(TO BE DONE):
Copy every line of the data that contains the string "الآيات".
-- START SUPPLIED DATA --
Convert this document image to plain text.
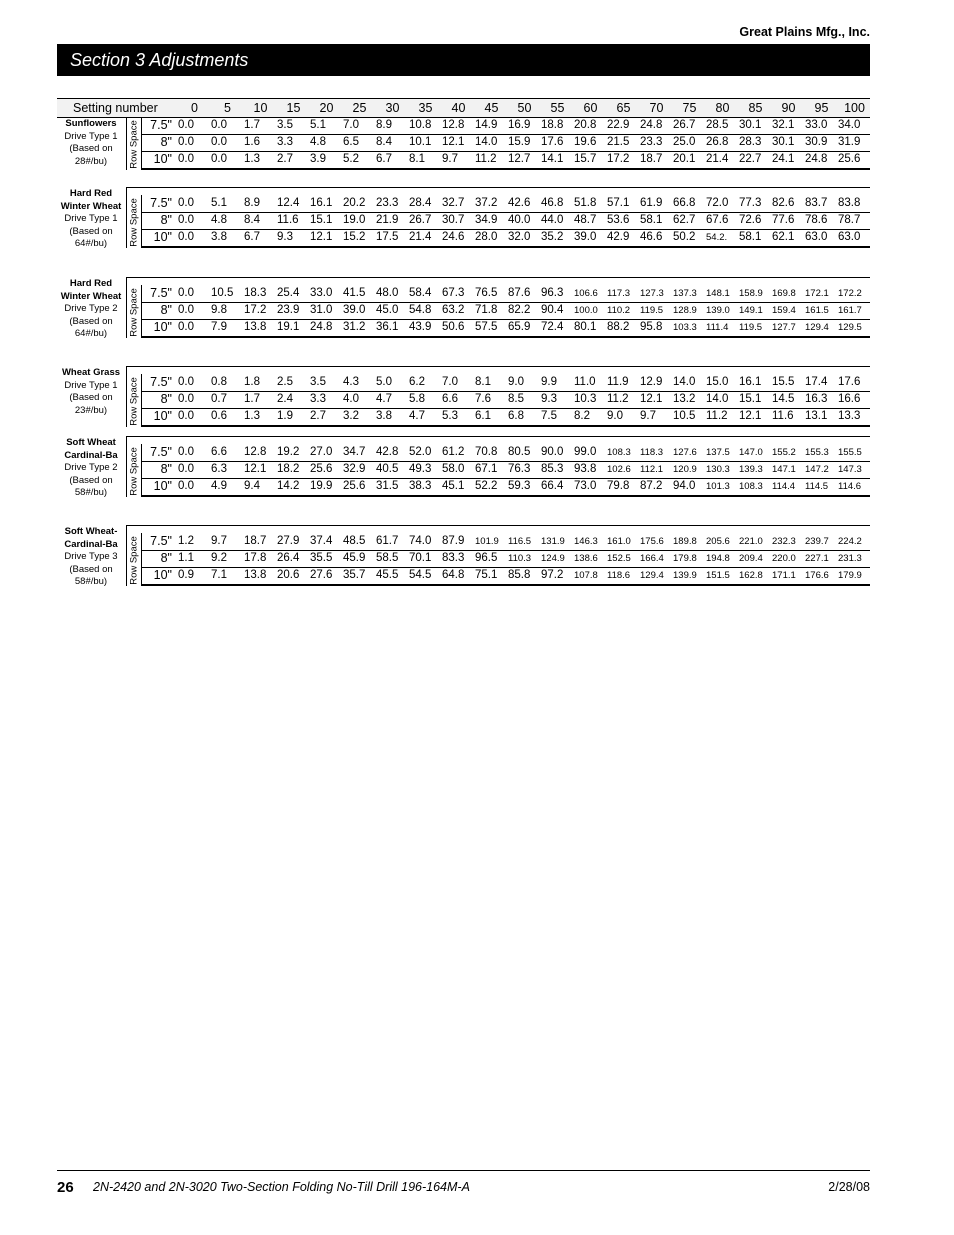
Great Plains Mfg., Inc.
Section 3 Adjustments
Setting number	0	5	10	15	20	25	30	35	40	45	50	55	60	65	70	75	80	85	90	95	100
26 2N-2420 and 2N-3020 Two-Section Folding No-Till Drill 196-164M-A	2/28/08
Sunflowers
Drive Type 1
(Based on
28#/bu)	Row Space 7.5" 0.0 0.0 1.7 3.5 5.1 7.0 8.9 10.8 12.8 14.9 16.9 18.8 20.8 22.9 24.8 26.7 28.5 30.1 32.1 33.0 34.0
8" 0.0 0.0 1.6 3.3 4.8 6.5 8.4 10.1 12.1 14.0 15.9 17.6 19.6 21.5 23.3 25.0 26.8 28.3 30.1 30.9 31.9
10" 0.0 0.0 1.3 2.7 3.9 5.2 6.7 8.1 9.7 11.2 12.7 14.1 15.7 17.2 18.7 20.1 21.4 22.7 24.1 24.8 25.6
Hard Red
Winter Wheat
Drive Type 1
(Based on
64#/bu)	Row Space 7.5" 0.0 5.1 8.9 12.4 16.1 20.2 23.3 28.4 32.7 37.2 42.6 46.8 51.8 57.1 61.9 66.8 72.0 77.3 82.6 83.7 83.8
8" 0.0 4.8 8.4 11.6 15.1 19.0 21.9 26.7 30.7 34.9 40.0 44.0 48.7 53.6 58.1 62.7 67.6 72.6 77.6 78.6 78.7
10" 0.0 3.8 6.7 9.3 12.1 15.2 17.5 21.4 24.6 28.0 32.0 35.2 39.0 42.9 46.6 50.2 54.2. 58.1 62.1 63.0 63.0
Hard Red
Winter Wheat
Drive Type 2
(Based on
64#/bu)	Row Space 7.5" 0.0 10.5 18.3 25.4 33.0 41.5 48.0 58.4 67.3 76.5 87.6 96.3 106.6 117.3 127.3 137.3 148.1 158.9 169.8 172.1 172.2
8" 0.0 9.8 17.2 23.9 31.0 39.0 45.0 54.8 63.2 71.8 82.2 90.4 100.0 110.2 119.5 128.9 139.0 149.1 159.4 161.5 161.7
10" 0.0 7.9 13.8 19.1 24.8 31.2 36.1 43.9 50.6 57.5 65.9 72.4 80.1 88.2 95.8 103.3 111.4 119.5 127.7 129.4 129.5
Wheat Grass
Drive Type 1
(Based on
23#/bu)	Row Space 7.5" 0.0 0.8 1.8 2.5 3.5 4.3 5.0 6.2 7.0 8.1 9.0 9.9 11.0 11.9 12.9 14.0 15.0 16.1 15.5 17.4 17.6
8" 0.0 0.7 1.7 2.4 3.3 4.0 4.7 5.8 6.6 7.6 8.5 9.3 10.3 11.2 12.1 13.2 14.0 15.1 14.5 16.3 16.6
10" 0.0 0.6 1.3 1.9 2.7 3.2 3.8 4.7 5.3 6.1 6.8 7.5 8.2 9.0 9.7 10.5 11.2 12.1 11.6 13.1 13.3
Soft Wheat
Cardinal-Ba
Drive Type 2
(Based on
58#/bu)	Row Space 7.5" 0.0 6.6 12.8 19.2 27.0 34.7 42.8 52.0 61.2 70.8 80.5 90.0 99.0 108.3 118.3 127.6 137.5 147.0 155.2 155.3 155.5
8" 0.0 6.3 12.1 18.2 25.6 32.9 40.5 49.3 58.0 67.1 76.3 85.3 93.8 102.6 112.1 120.9 130.3 139.3 147.1 147.2 147.3
10" 0.0 4.9 9.4 14.2 19.9 25.6 31.5 38.3 45.1 52.2 59.3 66.4 73.0 79.8 87.2 94.0 101.3 108.3 114.4 114.5 114.6
Soft Wheat-
Cardinal-Ba
Drive Type 3
(Based on
58#/bu)	Row Space 7.5" 1.2 9.7 18.7 27.9 37.4 48.5 61.7 74.0 87.9 101.9 116.5 131.9 146.3 161.0 175.6 189.8 205.6 221.0 232.3 239.7 224.2
8" 1.1 9.2 17.8 26.4 35.5 45.9 58.5 70.1 83.3 96.5 110.3 124.9 138.6 152.5 166.4 179.8 194.8 209.4 220.0 227.1 231.3
10" 0.9 7.1 13.8 20.6 27.6 35.7 45.5 54.5 64.8 75.1 85.8 97.2 107.8 118.6 129.4 139.9 151.5 162.8 171.1 176.6 179.9
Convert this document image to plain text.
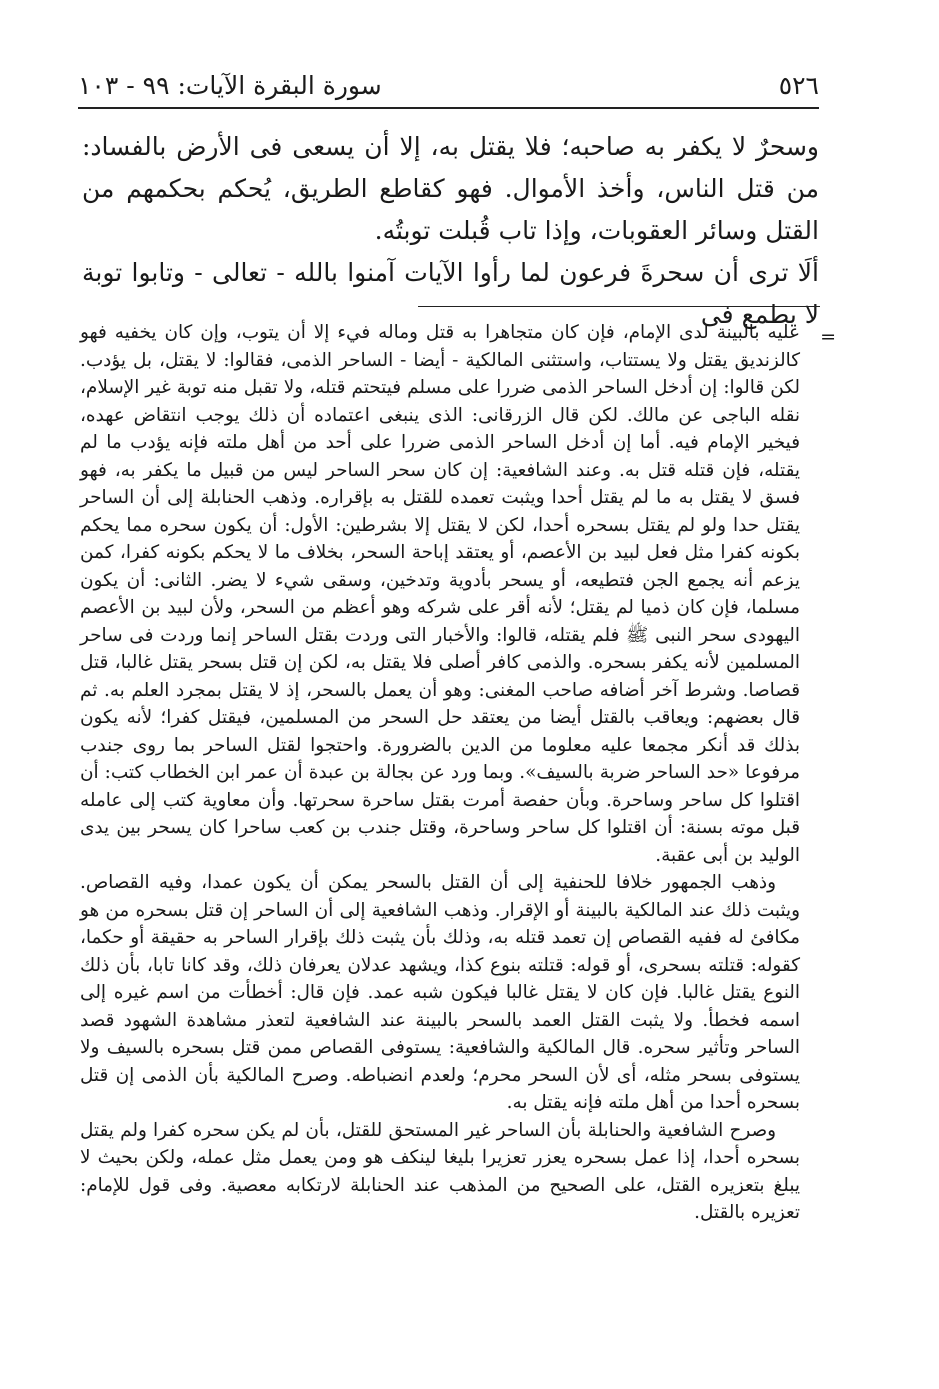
٥٢٦
سورة البقرة الآيات: ٩٩ - ١٠٣

وسحرٌ لا يكفر به صاحبه؛ فلا يقتل به، إلا أن يسعى فى الأرض بالفساد: من قتل الناس، وأخذ الأموال. فهو كقاطع الطريق، يُحكم بحكمهم من القتل وسائر العقوبات، وإذا تاب قُبلت توبتُه.

ألَا ترى أن سحرةَ فرعون لما رأوا الآيات آمنوا بالله - تعالى - وتابوا توبة لا يطمع فى

=

عليه بالبينة لدى الإمام، فإن كان متجاهرا به قتل وماله فيء إلا أن يتوب، وإن كان يخفيه فهو كالزنديق يقتل ولا يستتاب، واستثنى المالكية - أيضا - الساحر الذمى، فقالوا: لا يقتل، بل يؤدب. لكن قالوا: إن أدخل الساحر الذمى ضررا على مسلم فيتحتم قتله، ولا تقبل منه توبة غير الإسلام، نقله الباجى عن مالك. لكن قال الزرقانى: الذى ينبغى اعتماده أن ذلك يوجب انتقاض عهده، فيخير الإمام فيه. أما إن أدخل الساحر الذمى ضررا على أحد من أهل ملته فإنه يؤدب ما لم يقتله، فإن قتله قتل به. وعند الشافعية: إن كان سحر الساحر ليس من قبيل ما يكفر به، فهو فسق لا يقتل به ما لم يقتل أحدا ويثبت تعمده للقتل به بإقراره. وذهب الحنابلة إلى أن الساحر يقتل حدا ولو لم يقتل بسحره أحدا، لكن لا يقتل إلا بشرطين: الأول: أن يكون سحره مما يحكم بكونه كفرا مثل فعل لبيد بن الأعصم، أو يعتقد إباحة السحر، بخلاف ما لا يحكم بكونه كفرا، كمن يزعم أنه يجمع الجن فتطيعه، أو يسحر بأدوية وتدخين، وسقى شيء لا يضر. الثانى: أن يكون مسلما، فإن كان ذميا لم يقتل؛ لأنه أقر على شركه وهو أعظم من السحر، ولأن لبيد بن الأعصم اليهودى سحر النبى ﷺ فلم يقتله، قالوا: والأخبار التى وردت بقتل الساحر إنما وردت فى ساحر المسلمين لأنه يكفر بسحره. والذمى كافر أصلى فلا يقتل به، لكن إن قتل بسحر يقتل غالبا، قتل قصاصا. وشرط آخر أضافه صاحب المغنى: وهو أن يعمل بالسحر، إذ لا يقتل بمجرد العلم به. ثم قال بعضهم: ويعاقب بالقتل أيضا من يعتقد حل السحر من المسلمين، فيقتل كفرا؛ لأنه يكون بذلك قد أنكر مجمعا عليه معلوما من الدين بالضرورة. واحتجوا لقتل الساحر بما روى جندب مرفوعا «حد الساحر ضربة بالسيف». وبما ورد عن بجالة بن عبدة أن عمر ابن الخطاب كتب: أن اقتلوا كل ساحر وساحرة. وبأن حفصة أمرت بقتل ساحرة سحرتها. وأن معاوية كتب إلى عامله قبل موته بسنة: أن اقتلوا كل ساحر وساحرة، وقتل جندب بن كعب ساحرا كان يسحر بين يدى الوليد بن أبى عقبة.

وذهب الجمهور خلافا للحنفية إلى أن القتل بالسحر يمكن أن يكون عمدا، وفيه القصاص. ويثبت ذلك عند المالكية بالبينة أو الإقرار. وذهب الشافعية إلى أن الساحر إن قتل بسحره من هو مكافئ له ففيه القصاص إن تعمد قتله به، وذلك بأن يثبت ذلك بإقرار الساحر به حقيقة أو حكما، كقوله: قتلته بسحرى، أو قوله: قتلته بنوع كذا، ويشهد عدلان يعرفان ذلك، وقد كانا تابا، بأن ذلك النوع يقتل غالبا. فإن كان لا يقتل غالبا فيكون شبه عمد. فإن قال: أخطأت من اسم غيره إلى اسمه فخطأ. ولا يثبت القتل العمد بالسحر بالبينة عند الشافعية لتعذر مشاهدة الشهود قصد الساحر وتأثير سحره. قال المالكية والشافعية: يستوفى القصاص ممن قتل بسحره بالسيف ولا يستوفى بسحر مثله، أى لأن السحر محرم؛ ولعدم انضباطه. وصرح المالكية بأن الذمى إن قتل بسحره أحدا من أهل ملته فإنه يقتل به.

وصرح الشافعية والحنابلة بأن الساحر غير المستحق للقتل، بأن لم يكن سحره كفرا ولم يقتل بسحره أحدا، إذا عمل بسحره يعزر تعزيرا بليغا لينكف هو ومن يعمل مثل عمله، ولكن بحيث لا يبلغ بتعزيره القتل، على الصحيح من المذهب عند الحنابلة لارتكابه معصية. وفى قول للإمام: تعزيره بالقتل.
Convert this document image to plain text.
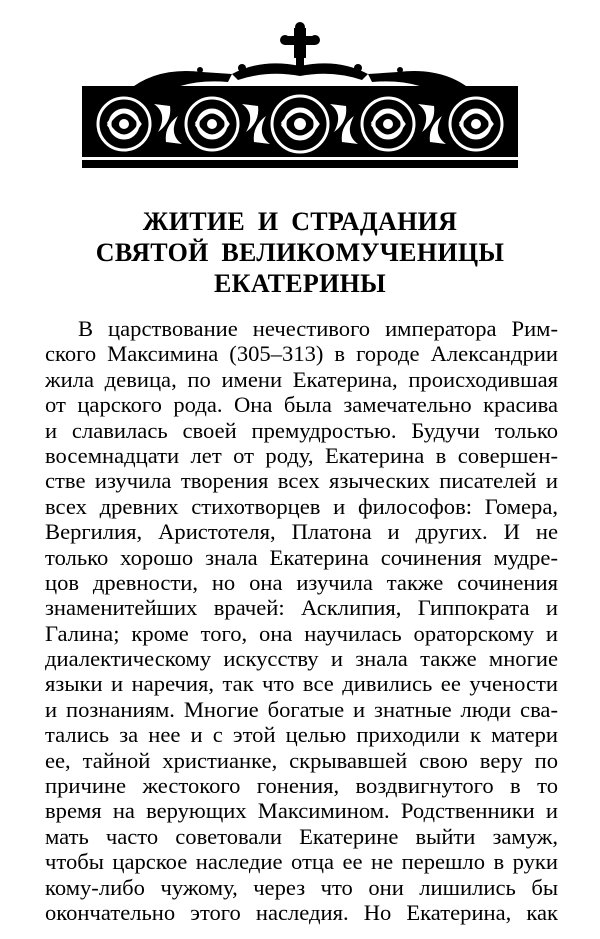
ЖИТИЕ И СТРАДАНИЯ
СВЯТОЙ ВЕЛИКОМУЧЕНИЦЫ
ЕКАТЕРИНЫ
В царствование нечестивого императора Рим-
ского Максимина (305–313) в городе Александрии
жила девица, по имени Екатерина, происходившая
от царского рода. Она была замечательно красива
и славилась своей премудростью. Будучи только
восемнадцати лет от роду, Екатерина в совершен-
стве изучила творения всех языческих писателей и
всех древних стихотворцев и философов: Гомера,
Вергилия, Аристотеля, Платона и других. И не
только хорошо знала Екатерина сочинения мудре-
цов древности, но она изучила также сочинения
знаменитейших врачей: Асклипия, Гиппократа и
Галина; кроме того, она научилась ораторскому и
диалектическому искусству и знала также многие
языки и наречия, так что все дивились ее учености
и познаниям. Многие богатые и знатные люди сва-
тались за нее и с этой целью приходили к матери
ее, тайной христианке, скрывавшей свою веру по
причине жестокого гонения, воздвигнутого в то
время на верующих Максимином. Родственники и
мать часто советовали Екатерине выйти замуж,
чтобы царское наследие отца ее не перешло в руки
кому-либо чужому, через что они лишились бы
окончательно этого наследия. Но Екатерина, как
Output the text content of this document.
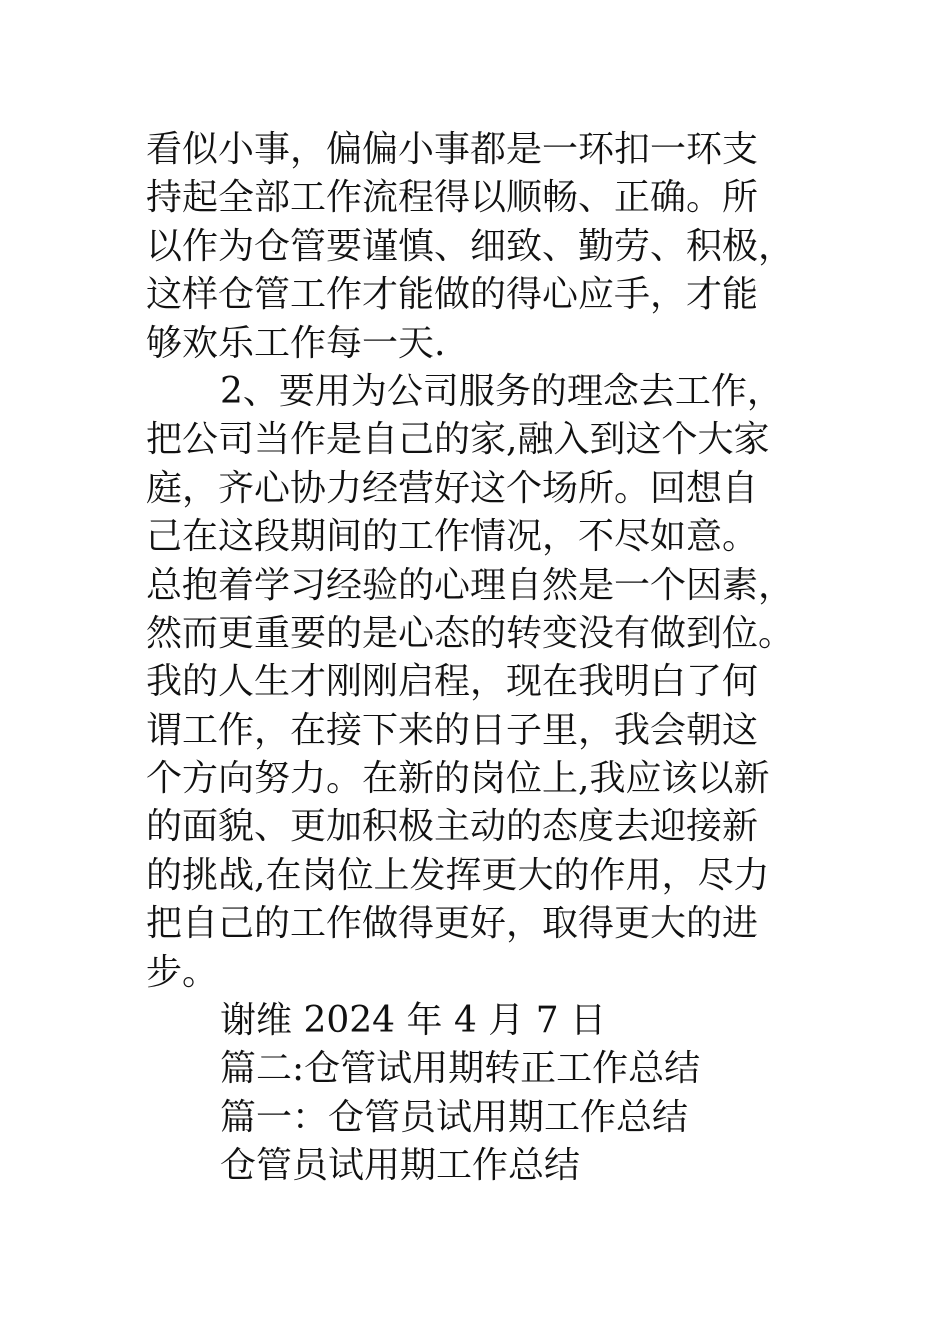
看似小事，偏偏小事都是一环扣一环支
持起全部工作流程得以顺畅、正确。所
以作为仓管要谨慎、细致、勤劳、积极，
这样仓管工作才能做的得心应手，才能
够欢乐工作每一天.
2、要用为公司服务的理念去工作，
把公司当作是自己的家,融入到这个大家
庭，齐心协力经营好这个场所。回想自
己在这段期间的工作情况，不尽如意。
总抱着学习经验的心理自然是一个因素，
然而更重要的是心态的转变没有做到位。
我的人生才刚刚启程，现在我明白了何
谓工作，在接下来的日子里，我会朝这
个方向努力。在新的岗位上,我应该以新
的面貌、更加积极主动的态度去迎接新
的挑战,在岗位上发挥更大的作用，尽力
把自己的工作做得更好，取得更大的进
步。
谢维 2024 年 4 月 7 日
篇二:仓管试用期转正工作总结
篇一：仓管员试用期工作总结
仓管员试用期工作总结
-- END SUPPLIED DATA --
(RIGHT ANSWER):
سورة البقرة الآيات: ٩٩ - ١٠٣
ألَا ترى أن سحرةَ فرعون لما رأوا الآيات آمنوا بالله - تعالى - وتابوا توبة لا يطمع فى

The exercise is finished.